**DESCRIPTION OF THE TASK**
Using the listing below, please gather every line containing the word "annotation".

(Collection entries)
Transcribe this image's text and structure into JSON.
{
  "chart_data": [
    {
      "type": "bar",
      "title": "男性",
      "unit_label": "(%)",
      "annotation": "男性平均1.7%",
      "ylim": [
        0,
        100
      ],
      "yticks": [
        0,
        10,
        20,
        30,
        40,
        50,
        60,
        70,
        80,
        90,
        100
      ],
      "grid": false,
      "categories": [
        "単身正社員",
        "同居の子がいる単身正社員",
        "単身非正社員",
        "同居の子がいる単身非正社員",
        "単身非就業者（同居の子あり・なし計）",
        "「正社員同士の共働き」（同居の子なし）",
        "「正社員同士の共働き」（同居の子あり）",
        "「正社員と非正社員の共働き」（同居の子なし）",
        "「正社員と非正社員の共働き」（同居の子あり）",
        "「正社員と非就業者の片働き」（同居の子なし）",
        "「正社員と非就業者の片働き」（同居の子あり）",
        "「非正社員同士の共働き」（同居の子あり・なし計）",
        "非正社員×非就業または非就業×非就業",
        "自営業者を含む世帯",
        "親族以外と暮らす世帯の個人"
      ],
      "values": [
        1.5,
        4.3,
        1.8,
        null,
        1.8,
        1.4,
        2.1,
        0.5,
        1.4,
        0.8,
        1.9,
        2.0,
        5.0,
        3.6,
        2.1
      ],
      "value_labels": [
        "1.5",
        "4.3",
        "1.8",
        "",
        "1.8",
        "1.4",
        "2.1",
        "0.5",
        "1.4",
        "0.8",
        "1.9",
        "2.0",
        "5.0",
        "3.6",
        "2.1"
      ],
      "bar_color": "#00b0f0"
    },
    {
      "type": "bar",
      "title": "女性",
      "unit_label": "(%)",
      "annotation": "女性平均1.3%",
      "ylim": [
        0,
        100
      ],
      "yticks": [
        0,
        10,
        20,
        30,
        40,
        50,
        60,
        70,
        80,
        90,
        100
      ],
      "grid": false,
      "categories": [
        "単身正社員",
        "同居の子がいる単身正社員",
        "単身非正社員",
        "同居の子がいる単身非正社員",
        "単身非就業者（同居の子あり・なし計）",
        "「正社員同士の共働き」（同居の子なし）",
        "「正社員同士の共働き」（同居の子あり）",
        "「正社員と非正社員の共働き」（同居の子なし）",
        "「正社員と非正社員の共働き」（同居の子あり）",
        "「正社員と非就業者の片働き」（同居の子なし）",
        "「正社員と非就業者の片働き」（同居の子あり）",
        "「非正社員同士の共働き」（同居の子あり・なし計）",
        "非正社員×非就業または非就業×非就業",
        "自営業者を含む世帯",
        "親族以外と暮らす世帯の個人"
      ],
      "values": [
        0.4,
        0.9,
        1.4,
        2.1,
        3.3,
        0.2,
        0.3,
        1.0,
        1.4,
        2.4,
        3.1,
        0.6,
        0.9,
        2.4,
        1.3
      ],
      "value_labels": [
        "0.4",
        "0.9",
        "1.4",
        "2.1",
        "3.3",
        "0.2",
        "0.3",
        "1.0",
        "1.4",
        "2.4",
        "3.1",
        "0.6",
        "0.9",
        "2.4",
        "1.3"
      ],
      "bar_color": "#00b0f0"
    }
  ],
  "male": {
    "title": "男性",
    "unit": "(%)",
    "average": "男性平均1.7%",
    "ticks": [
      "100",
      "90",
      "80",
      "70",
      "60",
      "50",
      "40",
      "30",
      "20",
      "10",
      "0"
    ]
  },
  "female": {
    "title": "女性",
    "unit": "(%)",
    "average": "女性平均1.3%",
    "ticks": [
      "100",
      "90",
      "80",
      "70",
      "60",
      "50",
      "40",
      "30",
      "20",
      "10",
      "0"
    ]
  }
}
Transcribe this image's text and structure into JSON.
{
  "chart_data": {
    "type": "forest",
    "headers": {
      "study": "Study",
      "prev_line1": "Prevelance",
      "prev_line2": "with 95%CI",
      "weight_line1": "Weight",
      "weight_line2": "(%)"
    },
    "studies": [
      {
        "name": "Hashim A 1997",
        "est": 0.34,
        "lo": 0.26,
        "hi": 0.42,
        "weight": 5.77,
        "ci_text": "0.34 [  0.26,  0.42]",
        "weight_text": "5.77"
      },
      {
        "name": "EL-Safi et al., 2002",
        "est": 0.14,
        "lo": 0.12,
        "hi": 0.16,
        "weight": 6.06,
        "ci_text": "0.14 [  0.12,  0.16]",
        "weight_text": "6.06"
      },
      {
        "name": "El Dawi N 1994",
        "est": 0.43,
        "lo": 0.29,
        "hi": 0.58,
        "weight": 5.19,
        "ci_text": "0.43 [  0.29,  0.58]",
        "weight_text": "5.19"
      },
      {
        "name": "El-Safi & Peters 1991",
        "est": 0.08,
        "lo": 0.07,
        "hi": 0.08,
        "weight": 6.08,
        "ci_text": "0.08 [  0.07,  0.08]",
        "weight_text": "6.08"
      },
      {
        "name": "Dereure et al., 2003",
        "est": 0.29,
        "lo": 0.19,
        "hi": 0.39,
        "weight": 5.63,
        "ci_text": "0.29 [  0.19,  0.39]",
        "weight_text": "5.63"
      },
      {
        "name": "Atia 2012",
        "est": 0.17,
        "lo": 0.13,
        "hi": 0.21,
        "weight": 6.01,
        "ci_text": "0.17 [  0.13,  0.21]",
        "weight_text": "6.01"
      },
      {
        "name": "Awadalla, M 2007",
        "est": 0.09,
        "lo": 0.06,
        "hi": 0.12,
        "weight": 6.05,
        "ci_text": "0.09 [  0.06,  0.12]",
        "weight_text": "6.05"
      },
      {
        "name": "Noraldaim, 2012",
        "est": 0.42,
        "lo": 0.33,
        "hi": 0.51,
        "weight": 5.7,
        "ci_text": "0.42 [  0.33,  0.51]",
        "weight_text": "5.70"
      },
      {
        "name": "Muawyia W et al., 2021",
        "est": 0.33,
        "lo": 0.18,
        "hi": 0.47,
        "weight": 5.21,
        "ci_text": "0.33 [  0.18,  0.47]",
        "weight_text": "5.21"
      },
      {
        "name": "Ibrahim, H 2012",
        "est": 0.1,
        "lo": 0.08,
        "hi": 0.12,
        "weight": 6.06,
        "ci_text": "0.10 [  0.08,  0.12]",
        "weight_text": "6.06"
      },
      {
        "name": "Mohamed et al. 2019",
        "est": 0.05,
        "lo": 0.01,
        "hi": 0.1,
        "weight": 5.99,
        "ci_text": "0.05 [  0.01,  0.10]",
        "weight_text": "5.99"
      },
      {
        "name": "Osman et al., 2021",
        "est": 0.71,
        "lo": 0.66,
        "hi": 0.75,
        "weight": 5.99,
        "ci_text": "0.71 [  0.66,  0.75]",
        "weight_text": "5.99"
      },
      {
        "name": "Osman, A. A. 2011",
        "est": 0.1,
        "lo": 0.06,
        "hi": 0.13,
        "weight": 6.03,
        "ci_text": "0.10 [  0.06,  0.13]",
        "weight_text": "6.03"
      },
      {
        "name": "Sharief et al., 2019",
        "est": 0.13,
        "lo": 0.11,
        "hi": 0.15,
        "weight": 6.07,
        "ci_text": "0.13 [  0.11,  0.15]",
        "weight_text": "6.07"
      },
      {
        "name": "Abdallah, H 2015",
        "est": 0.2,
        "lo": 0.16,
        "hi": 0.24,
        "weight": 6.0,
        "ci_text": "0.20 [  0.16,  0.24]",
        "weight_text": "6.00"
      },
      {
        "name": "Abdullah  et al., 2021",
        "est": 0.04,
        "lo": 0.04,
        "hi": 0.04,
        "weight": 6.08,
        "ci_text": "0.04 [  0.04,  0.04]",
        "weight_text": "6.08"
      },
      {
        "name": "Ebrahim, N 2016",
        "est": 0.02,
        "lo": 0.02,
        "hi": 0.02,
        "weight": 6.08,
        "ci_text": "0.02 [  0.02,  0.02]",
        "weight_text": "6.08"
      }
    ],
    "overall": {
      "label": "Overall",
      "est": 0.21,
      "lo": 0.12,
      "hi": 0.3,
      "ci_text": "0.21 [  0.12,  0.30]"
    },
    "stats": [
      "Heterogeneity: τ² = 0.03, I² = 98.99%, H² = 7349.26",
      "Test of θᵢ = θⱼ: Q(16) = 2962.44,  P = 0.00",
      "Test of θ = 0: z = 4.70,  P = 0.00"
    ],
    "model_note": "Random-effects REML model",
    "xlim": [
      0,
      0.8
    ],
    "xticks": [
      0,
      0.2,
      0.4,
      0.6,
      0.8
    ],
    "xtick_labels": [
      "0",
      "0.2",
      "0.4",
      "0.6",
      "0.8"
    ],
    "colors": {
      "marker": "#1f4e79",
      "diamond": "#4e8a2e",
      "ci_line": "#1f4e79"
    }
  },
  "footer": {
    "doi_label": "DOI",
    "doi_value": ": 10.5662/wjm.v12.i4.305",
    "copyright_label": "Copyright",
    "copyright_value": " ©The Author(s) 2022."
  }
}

**SOLVED PROBLEM**
      "annotation": "男性平均1.7%",
      "annotation": "女性平均1.3%",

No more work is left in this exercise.